-- start --

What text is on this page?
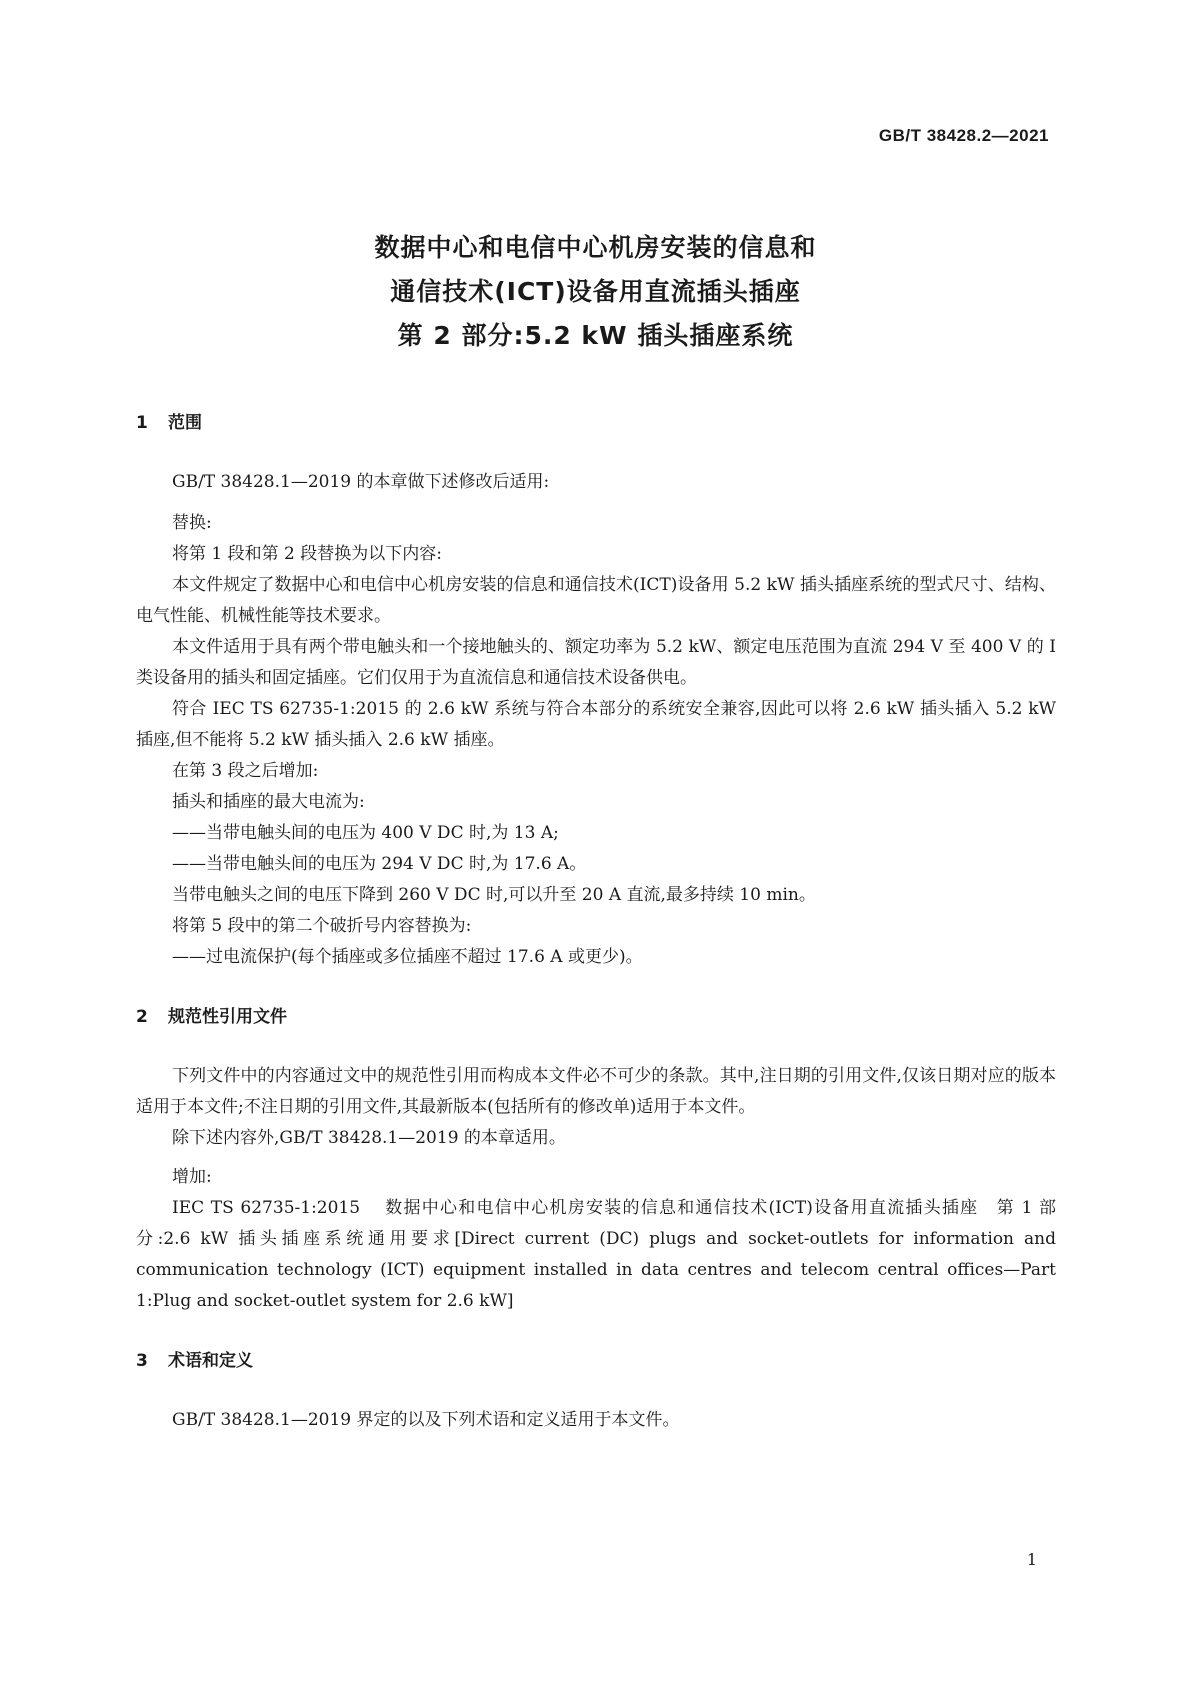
GB/T 38428.2—2021
数据中心和电信中心机房安装的信息和
通信技术(ICT)设备用直流插头插座
第 2 部分:5.2 kW 插头插座系统
1 范围

GB/T 38428.1—2019 的本章做下述修改后适用:

替换:

将第 1 段和第 2 段替换为以下内容:

本文件规定了数据中心和电信中心机房安装的信息和通信技术(ICT)设备用 5.2 kW 插头插座系统的型式尺寸、结构、电气性能、机械性能等技术要求。

本文件适用于具有两个带电触头和一个接地触头的、额定功率为 5.2 kW、额定电压范围为直流 294 V 至 400 V 的 Ⅰ 类设备用的插头和固定插座。它们仅用于为直流信息和通信技术设备供电。

符合 IEC TS 62735-1:2015 的 2.6 kW 系统与符合本部分的系统安全兼容,因此可以将 2.6 kW 插头插入 5.2 kW 插座,但不能将 5.2 kW 插头插入 2.6 kW 插座。

在第 3 段之后增加:

插头和插座的最大电流为:

——当带电触头间的电压为 400 V DC 时,为 13 A;

——当带电触头间的电压为 294 V DC 时,为 17.6 A。

当带电触头之间的电压下降到 260 V DC 时,可以升至 20 A 直流,最多持续 10 min。

将第 5 段中的第二个破折号内容替换为:

——过电流保护(每个插座或多位插座不超过 17.6 A 或更少)。

2 规范性引用文件

下列文件中的内容通过文中的规范性引用而构成本文件必不可少的条款。其中,注日期的引用文件,仅该日期对应的版本适用于本文件;不注日期的引用文件,其最新版本(包括所有的修改单)适用于本文件。

除下述内容外,GB/T 38428.1—2019 的本章适用。

增加:

IEC TS 62735-1:2015 数据中心和电信中心机房安装的信息和通信技术(ICT)设备用直流插头插座　第 1 部分:2.6 kW 插头插座系统通用要求[Direct current (DC) plugs and socket-outlets for information and communication technology (ICT) equipment installed in data centres and telecom central offices—Part 1:Plug and socket-outlet system for 2.6 kW]

3 术语和定义

GB/T 38428.1—2019 界定的以及下列术语和定义适用于本文件。

1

-- end --

> [What the task asks]: In your copy, leave out the pictures and reproduce the material above exactly.

> [Task answer]:
What text is on this page?
GB/T 38428.2—2021
数据中心和电信中心机房安装的信息和
通信技术(ICT)设备用直流插头插座
第 2 部分:5.2 kW 插头插座系统
1 范围

GB/T 38428.1—2019 的本章做下述修改后适用:

替换:

将第 1 段和第 2 段替换为以下内容:

本文件规定了数据中心和电信中心机房安装的信息和通信技术(ICT)设备用 5.2 kW 插头插座系统的型式尺寸、结构、电气性能、机械性能等技术要求。

本文件适用于具有两个带电触头和一个接地触头的、额定功率为 5.2 kW、额定电压范围为直流 294 V 至 400 V 的 Ⅰ 类设备用的插头和固定插座。它们仅用于为直流信息和通信技术设备供电。

符合 IEC TS 62735-1:2015 的 2.6 kW 系统与符合本部分的系统安全兼容,因此可以将 2.6 kW 插头插入 5.2 kW 插座,但不能将 5.2 kW 插头插入 2.6 kW 插座。

在第 3 段之后增加:

插头和插座的最大电流为:

——当带电触头间的电压为 400 V DC 时,为 13 A;

——当带电触头间的电压为 294 V DC 时,为 17.6 A。

当带电触头之间的电压下降到 260 V DC 时,可以升至 20 A 直流,最多持续 10 min。

将第 5 段中的第二个破折号内容替换为:

——过电流保护(每个插座或多位插座不超过 17.6 A 或更少)。

2 规范性引用文件

下列文件中的内容通过文中的规范性引用而构成本文件必不可少的条款。其中,注日期的引用文件,仅该日期对应的版本适用于本文件;不注日期的引用文件,其最新版本(包括所有的修改单)适用于本文件。

除下述内容外,GB/T 38428.1—2019 的本章适用。

增加:

IEC TS 62735-1:2015 数据中心和电信中心机房安装的信息和通信技术(ICT)设备用直流插头插座　第 1 部分:2.6 kW 插头插座系统通用要求[Direct current (DC) plugs and socket-outlets for information and communication technology (ICT) equipment installed in data centres and telecom central offices—Part 1:Plug and socket-outlet system for 2.6 kW]

3 术语和定义

GB/T 38428.1—2019 界定的以及下列术语和定义适用于本文件。

1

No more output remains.